▶ WHAT IS REQUIRED:
The records below must be retyped exactly.

▶ RECORDS FOR THE EXERCISE:
>> START

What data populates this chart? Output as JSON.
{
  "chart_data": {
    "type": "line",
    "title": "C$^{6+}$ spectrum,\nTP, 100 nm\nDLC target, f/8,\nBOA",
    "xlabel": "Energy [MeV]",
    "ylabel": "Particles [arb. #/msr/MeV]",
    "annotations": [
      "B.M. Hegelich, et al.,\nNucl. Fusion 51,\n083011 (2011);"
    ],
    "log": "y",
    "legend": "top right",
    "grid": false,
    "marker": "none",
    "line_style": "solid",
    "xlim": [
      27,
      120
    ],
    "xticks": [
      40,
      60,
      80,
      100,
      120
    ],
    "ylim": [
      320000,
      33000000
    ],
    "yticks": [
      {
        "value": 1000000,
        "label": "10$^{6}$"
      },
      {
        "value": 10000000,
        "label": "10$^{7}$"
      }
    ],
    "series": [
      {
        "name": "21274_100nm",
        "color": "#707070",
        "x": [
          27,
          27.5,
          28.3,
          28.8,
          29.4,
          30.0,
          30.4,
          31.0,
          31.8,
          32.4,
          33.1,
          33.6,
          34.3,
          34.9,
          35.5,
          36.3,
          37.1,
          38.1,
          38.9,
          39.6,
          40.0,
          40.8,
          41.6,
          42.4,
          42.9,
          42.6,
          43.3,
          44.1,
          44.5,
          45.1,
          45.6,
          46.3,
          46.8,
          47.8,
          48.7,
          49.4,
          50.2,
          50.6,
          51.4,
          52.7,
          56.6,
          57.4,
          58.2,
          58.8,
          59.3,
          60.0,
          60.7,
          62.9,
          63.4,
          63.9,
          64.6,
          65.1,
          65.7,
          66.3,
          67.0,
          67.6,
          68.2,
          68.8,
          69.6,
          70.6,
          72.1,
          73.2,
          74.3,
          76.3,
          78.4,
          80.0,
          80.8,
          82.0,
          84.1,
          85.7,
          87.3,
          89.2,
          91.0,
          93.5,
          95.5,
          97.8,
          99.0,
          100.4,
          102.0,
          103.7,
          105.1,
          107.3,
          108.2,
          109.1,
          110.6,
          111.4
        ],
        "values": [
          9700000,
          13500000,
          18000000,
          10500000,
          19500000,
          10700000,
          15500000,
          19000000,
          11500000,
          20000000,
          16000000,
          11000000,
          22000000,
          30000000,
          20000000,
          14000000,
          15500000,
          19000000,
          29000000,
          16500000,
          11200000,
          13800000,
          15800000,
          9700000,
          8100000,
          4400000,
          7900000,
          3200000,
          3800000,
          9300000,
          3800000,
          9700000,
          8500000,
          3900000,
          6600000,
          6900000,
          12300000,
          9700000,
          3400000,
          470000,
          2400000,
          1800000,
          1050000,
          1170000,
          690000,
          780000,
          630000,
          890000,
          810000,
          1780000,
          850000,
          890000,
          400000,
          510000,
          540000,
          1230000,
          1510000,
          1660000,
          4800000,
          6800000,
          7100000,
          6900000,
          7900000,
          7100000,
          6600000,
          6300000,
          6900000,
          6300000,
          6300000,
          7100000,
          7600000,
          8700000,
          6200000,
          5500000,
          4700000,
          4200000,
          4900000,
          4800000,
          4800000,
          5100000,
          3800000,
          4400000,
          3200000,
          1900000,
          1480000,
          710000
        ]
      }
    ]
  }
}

>> END

▶ IN RESPONSE:
What data populates this chart? Output as JSON.
{
  "chart_data": {
    "type": "line",
    "title": "C$^{6+}$ spectrum,\nTP, 100 nm\nDLC target, f/8,\nBOA",
    "xlabel": "Energy [MeV]",
    "ylabel": "Particles [arb. #/msr/MeV]",
    "annotations": [
      "B.M. Hegelich, et al.,\nNucl. Fusion 51,\n083011 (2011);"
    ],
    "log": "y",
    "legend": "top right",
    "grid": false,
    "marker": "none",
    "line_style": "solid",
    "xlim": [
      27,
      120
    ],
    "xticks": [
      40,
      60,
      80,
      100,
      120
    ],
    "ylim": [
      320000,
      33000000
    ],
    "yticks": [
      {
        "value": 1000000,
        "label": "10$^{6}$"
      },
      {
        "value": 10000000,
        "label": "10$^{7}$"
      }
    ],
    "series": [
      {
        "name": "21274_100nm",
        "color": "#707070",
        "x": [
          27,
          27.5,
          28.3,
          28.8,
          29.4,
          30.0,
          30.4,
          31.0,
          31.8,
          32.4,
          33.1,
          33.6,
          34.3,
          34.9,
          35.5,
          36.3,
          37.1,
          38.1,
          38.9,
          39.6,
          40.0,
          40.8,
          41.6,
          42.4,
          42.9,
          42.6,
          43.3,
          44.1,
          44.5,
          45.1,
          45.6,
          46.3,
          46.8,
          47.8,
          48.7,
          49.4,
          50.2,
          50.6,
          51.4,
          52.7,
          56.6,
          57.4,
          58.2,
          58.8,
          59.3,
          60.0,
          60.7,
          62.9,
          63.4,
          63.9,
          64.6,
          65.1,
          65.7,
          66.3,
          67.0,
          67.6,
          68.2,
          68.8,
          69.6,
          70.6,
          72.1,
          73.2,
          74.3,
          76.3,
          78.4,
          80.0,
          80.8,
          82.0,
          84.1,
          85.7,
          87.3,
          89.2,
          91.0,
          93.5,
          95.5,
          97.8,
          99.0,
          100.4,
          102.0,
          103.7,
          105.1,
          107.3,
          108.2,
          109.1,
          110.6,
          111.4
        ],
        "values": [
          9700000,
          13500000,
          18000000,
          10500000,
          19500000,
          10700000,
          15500000,
          19000000,
          11500000,
          20000000,
          16000000,
          11000000,
          22000000,
          30000000,
          20000000,
          14000000,
          15500000,
          19000000,
          29000000,
          16500000,
          11200000,
          13800000,
          15800000,
          9700000,
          8100000,
          4400000,
          7900000,
          3200000,
          3800000,
          9300000,
          3800000,
          9700000,
          8500000,
          3900000,
          6600000,
          6900000,
          12300000,
          9700000,
          3400000,
          470000,
          2400000,
          1800000,
          1050000,
          1170000,
          690000,
          780000,
          630000,
          890000,
          810000,
          1780000,
          850000,
          890000,
          400000,
          510000,
          540000,
          1230000,
          1510000,
          1660000,
          4800000,
          6800000,
          7100000,
          6900000,
          7900000,
          7100000,
          6600000,
          6300000,
          6900000,
          6300000,
          6300000,
          7100000,
          7600000,
          8700000,
          6200000,
          5500000,
          4700000,
          4200000,
          4900000,
          4800000,
          4800000,
          5100000,
          3800000,
          4400000,
          3200000,
          1900000,
          1480000,
          710000
        ]
      }
    ]
  }
}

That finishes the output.